▶ **Data provided**:
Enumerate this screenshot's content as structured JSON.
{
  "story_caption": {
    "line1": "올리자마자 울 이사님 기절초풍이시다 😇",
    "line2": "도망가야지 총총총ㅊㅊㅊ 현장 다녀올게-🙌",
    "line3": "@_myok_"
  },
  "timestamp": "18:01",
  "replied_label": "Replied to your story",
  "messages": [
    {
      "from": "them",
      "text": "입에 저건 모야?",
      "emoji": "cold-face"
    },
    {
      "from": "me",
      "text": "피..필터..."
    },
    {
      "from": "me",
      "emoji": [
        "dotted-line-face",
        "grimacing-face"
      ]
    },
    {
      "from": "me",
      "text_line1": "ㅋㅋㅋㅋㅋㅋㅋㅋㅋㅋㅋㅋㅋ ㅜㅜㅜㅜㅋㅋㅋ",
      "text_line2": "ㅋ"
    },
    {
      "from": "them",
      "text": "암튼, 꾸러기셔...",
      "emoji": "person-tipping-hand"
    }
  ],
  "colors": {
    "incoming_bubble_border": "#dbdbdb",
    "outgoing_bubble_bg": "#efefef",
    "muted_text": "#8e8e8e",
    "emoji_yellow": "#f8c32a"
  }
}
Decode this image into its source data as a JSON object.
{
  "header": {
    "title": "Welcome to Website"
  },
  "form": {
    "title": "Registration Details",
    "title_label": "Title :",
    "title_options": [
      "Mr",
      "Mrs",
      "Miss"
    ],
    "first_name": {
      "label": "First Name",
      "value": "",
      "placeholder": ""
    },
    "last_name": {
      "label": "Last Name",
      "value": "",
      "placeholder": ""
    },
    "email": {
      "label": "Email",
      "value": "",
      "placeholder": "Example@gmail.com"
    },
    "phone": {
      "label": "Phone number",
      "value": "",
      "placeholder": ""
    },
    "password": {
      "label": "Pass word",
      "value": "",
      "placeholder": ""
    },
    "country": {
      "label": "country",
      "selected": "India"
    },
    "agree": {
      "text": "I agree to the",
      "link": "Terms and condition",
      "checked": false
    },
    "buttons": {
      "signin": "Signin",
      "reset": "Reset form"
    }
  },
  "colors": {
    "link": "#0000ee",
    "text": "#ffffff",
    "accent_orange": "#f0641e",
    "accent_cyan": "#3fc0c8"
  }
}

▶ **Given task**: Retype every record above exactly as it appears.

▶ **Task answer**:
Enumerate this screenshot's content as structured JSON.
{
  "story_caption": {
    "line1": "올리자마자 울 이사님 기절초풍이시다 😇",
    "line2": "도망가야지 총총총ㅊㅊㅊ 현장 다녀올게-🙌",
    "line3": "@_myok_"
  },
  "timestamp": "18:01",
  "replied_label": "Replied to your story",
  "messages": [
    {
      "from": "them",
      "text": "입에 저건 모야?",
      "emoji": "cold-face"
    },
    {
      "from": "me",
      "text": "피..필터..."
    },
    {
      "from": "me",
      "emoji": [
        "dotted-line-face",
        "grimacing-face"
      ]
    },
    {
      "from": "me",
      "text_line1": "ㅋㅋㅋㅋㅋㅋㅋㅋㅋㅋㅋㅋㅋ ㅜㅜㅜㅜㅋㅋㅋ",
      "text_line2": "ㅋ"
    },
    {
      "from": "them",
      "text": "암튼, 꾸러기셔...",
      "emoji": "person-tipping-hand"
    }
  ],
  "colors": {
    "incoming_bubble_border": "#dbdbdb",
    "outgoing_bubble_bg": "#efefef",
    "muted_text": "#8e8e8e",
    "emoji_yellow": "#f8c32a"
  }
}
Decode this image into its source data as a JSON object.
{
  "header": {
    "title": "Welcome to Website"
  },
  "form": {
    "title": "Registration Details",
    "title_label": "Title :",
    "title_options": [
      "Mr",
      "Mrs",
      "Miss"
    ],
    "first_name": {
      "label": "First Name",
      "value": "",
      "placeholder": ""
    },
    "last_name": {
      "label": "Last Name",
      "value": "",
      "placeholder": ""
    },
    "email": {
      "label": "Email",
      "value": "",
      "placeholder": "Example@gmail.com"
    },
    "phone": {
      "label": "Phone number",
      "value": "",
      "placeholder": ""
    },
    "password": {
      "label": "Pass word",
      "value": "",
      "placeholder": ""
    },
    "country": {
      "label": "country",
      "selected": "India"
    },
    "agree": {
      "text": "I agree to the",
      "link": "Terms and condition",
      "checked": false
    },
    "buttons": {
      "signin": "Signin",
      "reset": "Reset form"
    }
  },
  "colors": {
    "link": "#0000ee",
    "text": "#ffffff",
    "accent_orange": "#f0641e",
    "accent_cyan": "#3fc0c8"
  }
}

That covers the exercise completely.